Work to be completed: Skip the pictures. Reproduce all other material exactly.

Stored data:
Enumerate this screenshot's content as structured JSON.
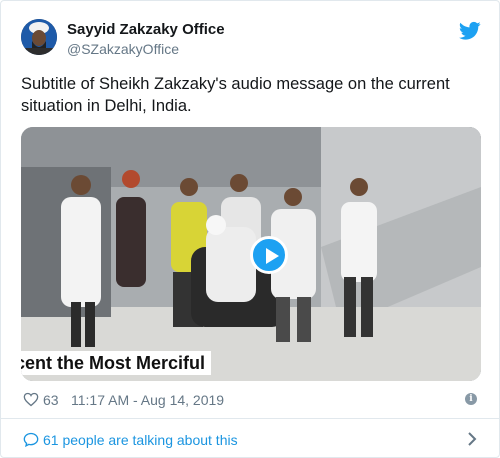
{
  "tweet": {
    "author_name": "Sayyid Zakzaky Office",
    "author_handle": "@SZakzakyOffice",
    "text": "Subtitle of Sheikh Zakzaky's audio message on the current situation in Delhi, India.",
    "media": {
      "caption": "cent the Most Merciful",
      "type": "video"
    },
    "likes": "63",
    "timestamp": "11:17 AM - Aug 14, 2019",
    "talking_label": "61 people are talking about this"
  },
  "colors": {
    "twitter_blue": "#1da1f2",
    "link_blue": "#1b95e0",
    "secondary_text": "#657786",
    "border": "#e1e8ed"
  },
  "icons": {
    "bird": "twitter-bird-icon",
    "heart": "heart-icon",
    "info": "info-icon",
    "bubble": "comment-bubble-icon",
    "chevron": "chevron-right-icon",
    "play": "play-icon"
  }
}
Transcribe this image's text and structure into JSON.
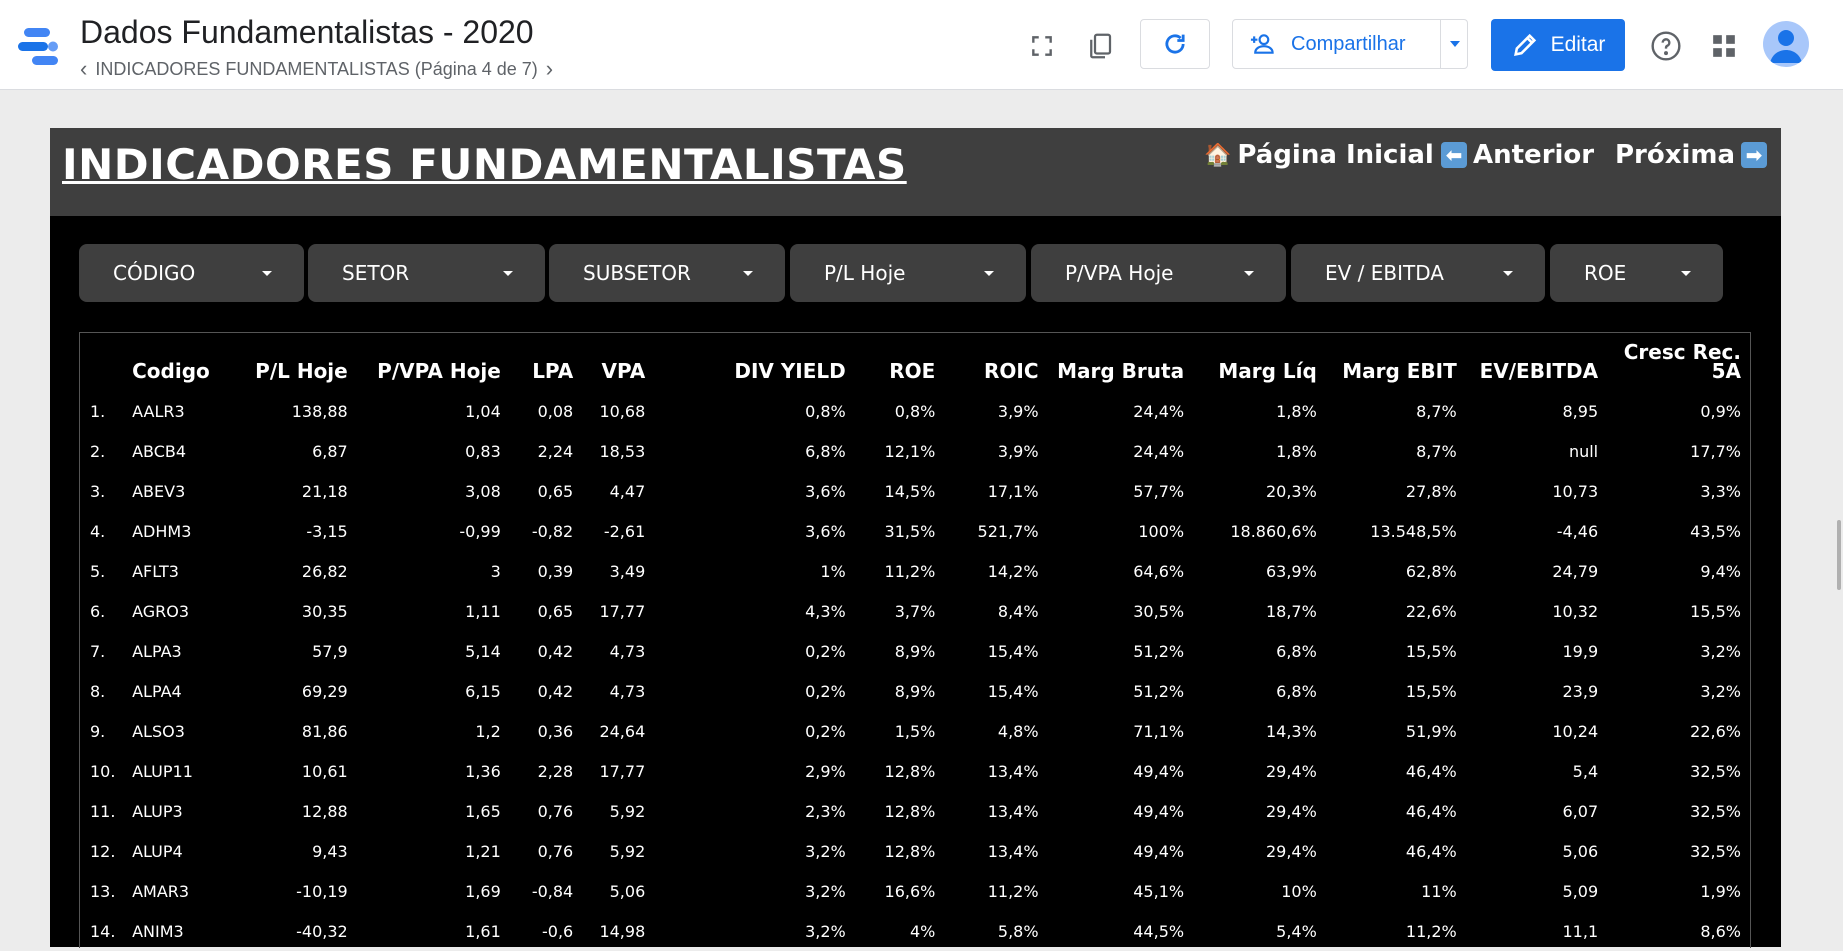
{
  "app": {
    "title": "Dados Fundamentalistas - 2020",
    "breadcrumb": "INDICADORES FUNDAMENTALISTAS (Página 4 de 7)",
    "share_label": "Compartilhar",
    "edit_label": "Editar",
    "icons": [
      "fullscreen-icon",
      "copy-icon",
      "refresh-icon",
      "add-person-icon",
      "chevron-down-icon",
      "pencil-icon",
      "help-icon",
      "apps-grid-icon"
    ],
    "colors": {
      "accent": "#1a73e8",
      "report_bg": "#000000",
      "header_bg": "#3f3f3f"
    }
  },
  "report": {
    "title": "INDICADORES FUNDAMENTALISTAS",
    "nav": {
      "home_icon": "🏠",
      "home": "Página Inicial",
      "prev_icon": "⬅",
      "prev": "Anterior",
      "next": "Próxima",
      "next_icon": "➡"
    },
    "filters": [
      "CÓDIGO",
      "SETOR",
      "SUBSETOR",
      "P/L Hoje",
      "P/VPA Hoje",
      "EV / EBITDA",
      "ROE"
    ],
    "columns": [
      "",
      "Codigo",
      "P/L Hoje",
      "P/VPA Hoje",
      "LPA",
      "VPA",
      "DIV YIELD",
      "ROE",
      "ROIC",
      "Marg Bruta",
      "Marg Líq",
      "Marg EBIT",
      "EV/EBITDA",
      "Cresc Rec. 5A"
    ],
    "rows": [
      [
        "1.",
        "AALR3",
        "138,88",
        "1,04",
        "0,08",
        "10,68",
        "0,8%",
        "0,8%",
        "3,9%",
        "24,4%",
        "1,8%",
        "8,7%",
        "8,95",
        "0,9%"
      ],
      [
        "2.",
        "ABCB4",
        "6,87",
        "0,83",
        "2,24",
        "18,53",
        "6,8%",
        "12,1%",
        "3,9%",
        "24,4%",
        "1,8%",
        "8,7%",
        "null",
        "17,7%"
      ],
      [
        "3.",
        "ABEV3",
        "21,18",
        "3,08",
        "0,65",
        "4,47",
        "3,6%",
        "14,5%",
        "17,1%",
        "57,7%",
        "20,3%",
        "27,8%",
        "10,73",
        "3,3%"
      ],
      [
        "4.",
        "ADHM3",
        "-3,15",
        "-0,99",
        "-0,82",
        "-2,61",
        "3,6%",
        "31,5%",
        "521,7%",
        "100%",
        "18.860,6%",
        "13.548,5%",
        "-4,46",
        "43,5%"
      ],
      [
        "5.",
        "AFLT3",
        "26,82",
        "3",
        "0,39",
        "3,49",
        "1%",
        "11,2%",
        "14,2%",
        "64,6%",
        "63,9%",
        "62,8%",
        "24,79",
        "9,4%"
      ],
      [
        "6.",
        "AGRO3",
        "30,35",
        "1,11",
        "0,65",
        "17,77",
        "4,3%",
        "3,7%",
        "8,4%",
        "30,5%",
        "18,7%",
        "22,6%",
        "10,32",
        "15,5%"
      ],
      [
        "7.",
        "ALPA3",
        "57,9",
        "5,14",
        "0,42",
        "4,73",
        "0,2%",
        "8,9%",
        "15,4%",
        "51,2%",
        "6,8%",
        "15,5%",
        "19,9",
        "3,2%"
      ],
      [
        "8.",
        "ALPA4",
        "69,29",
        "6,15",
        "0,42",
        "4,73",
        "0,2%",
        "8,9%",
        "15,4%",
        "51,2%",
        "6,8%",
        "15,5%",
        "23,9",
        "3,2%"
      ],
      [
        "9.",
        "ALSO3",
        "81,86",
        "1,2",
        "0,36",
        "24,64",
        "0,2%",
        "1,5%",
        "4,8%",
        "71,1%",
        "14,3%",
        "51,9%",
        "10,24",
        "22,6%"
      ],
      [
        "10.",
        "ALUP11",
        "10,61",
        "1,36",
        "2,28",
        "17,77",
        "2,9%",
        "12,8%",
        "13,4%",
        "49,4%",
        "29,4%",
        "46,4%",
        "5,4",
        "32,5%"
      ],
      [
        "11.",
        "ALUP3",
        "12,88",
        "1,65",
        "0,76",
        "5,92",
        "2,3%",
        "12,8%",
        "13,4%",
        "49,4%",
        "29,4%",
        "46,4%",
        "6,07",
        "32,5%"
      ],
      [
        "12.",
        "ALUP4",
        "9,43",
        "1,21",
        "0,76",
        "5,92",
        "3,2%",
        "12,8%",
        "13,4%",
        "49,4%",
        "29,4%",
        "46,4%",
        "5,06",
        "32,5%"
      ],
      [
        "13.",
        "AMAR3",
        "-10,19",
        "1,69",
        "-0,84",
        "5,06",
        "3,2%",
        "16,6%",
        "11,2%",
        "45,1%",
        "10%",
        "11%",
        "5,09",
        "1,9%"
      ],
      [
        "14.",
        "ANIM3",
        "-40,32",
        "1,61",
        "-0,6",
        "14,98",
        "3,2%",
        "4%",
        "5,8%",
        "44,5%",
        "5,4%",
        "11,2%",
        "11,1",
        "8,6%"
      ]
    ]
  }
}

Reply:
Enumerate this screenshot's content as structured JSON.
{
  "tweet": {
    "author_name": "Sayyid Zakzaky Office",
    "author_handle": "@SZakzakyOffice",
    "text": "Subtitle of Sheikh Zakzaky's audio message on the current situation in Delhi, India.",
    "media": {
      "caption": "cent the Most Merciful",
      "type": "video"
    },
    "likes": "63",
    "timestamp": "11:17 AM - Aug 14, 2019",
    "talking_label": "61 people are talking about this"
  },
  "colors": {
    "twitter_blue": "#1da1f2",
    "link_blue": "#1b95e0",
    "secondary_text": "#657786",
    "border": "#e1e8ed"
  },
  "icons": {
    "bird": "twitter-bird-icon",
    "heart": "heart-icon",
    "info": "info-icon",
    "bubble": "comment-bubble-icon",
    "chevron": "chevron-right-icon",
    "play": "play-icon"
  }
}
Transcribe this image's text and structure into JSON.
{
  "app": {
    "title": "Dados Fundamentalistas - 2020",
    "breadcrumb": "INDICADORES FUNDAMENTALISTAS (Página 4 de 7)",
    "share_label": "Compartilhar",
    "edit_label": "Editar",
    "icons": [
      "fullscreen-icon",
      "copy-icon",
      "refresh-icon",
      "add-person-icon",
      "chevron-down-icon",
      "pencil-icon",
      "help-icon",
      "apps-grid-icon"
    ],
    "colors": {
      "accent": "#1a73e8",
      "report_bg": "#000000",
      "header_bg": "#3f3f3f"
    }
  },
  "report": {
    "title": "INDICADORES FUNDAMENTALISTAS",
    "nav": {
      "home_icon": "🏠",
      "home": "Página Inicial",
      "prev_icon": "⬅",
      "prev": "Anterior",
      "next": "Próxima",
      "next_icon": "➡"
    },
    "filters": [
      "CÓDIGO",
      "SETOR",
      "SUBSETOR",
      "P/L Hoje",
      "P/VPA Hoje",
      "EV / EBITDA",
      "ROE"
    ],
    "columns": [
      "",
      "Codigo",
      "P/L Hoje",
      "P/VPA Hoje",
      "LPA",
      "VPA",
      "DIV YIELD",
      "ROE",
      "ROIC",
      "Marg Bruta",
      "Marg Líq",
      "Marg EBIT",
      "EV/EBITDA",
      "Cresc Rec. 5A"
    ],
    "rows": [
      [
        "1.",
        "AALR3",
        "138,88",
        "1,04",
        "0,08",
        "10,68",
        "0,8%",
        "0,8%",
        "3,9%",
        "24,4%",
        "1,8%",
        "8,7%",
        "8,95",
        "0,9%"
      ],
      [
        "2.",
        "ABCB4",
        "6,87",
        "0,83",
        "2,24",
        "18,53",
        "6,8%",
        "12,1%",
        "3,9%",
        "24,4%",
        "1,8%",
        "8,7%",
        "null",
        "17,7%"
      ],
      [
        "3.",
        "ABEV3",
        "21,18",
        "3,08",
        "0,65",
        "4,47",
        "3,6%",
        "14,5%",
        "17,1%",
        "57,7%",
        "20,3%",
        "27,8%",
        "10,73",
        "3,3%"
      ],
      [
        "4.",
        "ADHM3",
        "-3,15",
        "-0,99",
        "-0,82",
        "-2,61",
        "3,6%",
        "31,5%",
        "521,7%",
        "100%",
        "18.860,6%",
        "13.548,5%",
        "-4,46",
        "43,5%"
      ],
      [
        "5.",
        "AFLT3",
        "26,82",
        "3",
        "0,39",
        "3,49",
        "1%",
        "11,2%",
        "14,2%",
        "64,6%",
        "63,9%",
        "62,8%",
        "24,79",
        "9,4%"
      ],
      [
        "6.",
        "AGRO3",
        "30,35",
        "1,11",
        "0,65",
        "17,77",
        "4,3%",
        "3,7%",
        "8,4%",
        "30,5%",
        "18,7%",
        "22,6%",
        "10,32",
        "15,5%"
      ],
      [
        "7.",
        "ALPA3",
        "57,9",
        "5,14",
        "0,42",
        "4,73",
        "0,2%",
        "8,9%",
        "15,4%",
        "51,2%",
        "6,8%",
        "15,5%",
        "19,9",
        "3,2%"
      ],
      [
        "8.",
        "ALPA4",
        "69,29",
        "6,15",
        "0,42",
        "4,73",
        "0,2%",
        "8,9%",
        "15,4%",
        "51,2%",
        "6,8%",
        "15,5%",
        "23,9",
        "3,2%"
      ],
      [
        "9.",
        "ALSO3",
        "81,86",
        "1,2",
        "0,36",
        "24,64",
        "0,2%",
        "1,5%",
        "4,8%",
        "71,1%",
        "14,3%",
        "51,9%",
        "10,24",
        "22,6%"
      ],
      [
        "10.",
        "ALUP11",
        "10,61",
        "1,36",
        "2,28",
        "17,77",
        "2,9%",
        "12,8%",
        "13,4%",
        "49,4%",
        "29,4%",
        "46,4%",
        "5,4",
        "32,5%"
      ],
      [
        "11.",
        "ALUP3",
        "12,88",
        "1,65",
        "0,76",
        "5,92",
        "2,3%",
        "12,8%",
        "13,4%",
        "49,4%",
        "29,4%",
        "46,4%",
        "6,07",
        "32,5%"
      ],
      [
        "12.",
        "ALUP4",
        "9,43",
        "1,21",
        "0,76",
        "5,92",
        "3,2%",
        "12,8%",
        "13,4%",
        "49,4%",
        "29,4%",
        "46,4%",
        "5,06",
        "32,5%"
      ],
      [
        "13.",
        "AMAR3",
        "-10,19",
        "1,69",
        "-0,84",
        "5,06",
        "3,2%",
        "16,6%",
        "11,2%",
        "45,1%",
        "10%",
        "11%",
        "5,09",
        "1,9%"
      ],
      [
        "14.",
        "ANIM3",
        "-40,32",
        "1,61",
        "-0,6",
        "14,98",
        "3,2%",
        "4%",
        "5,8%",
        "44,5%",
        "5,4%",
        "11,2%",
        "11,1",
        "8,6%"
      ]
    ]
  }
}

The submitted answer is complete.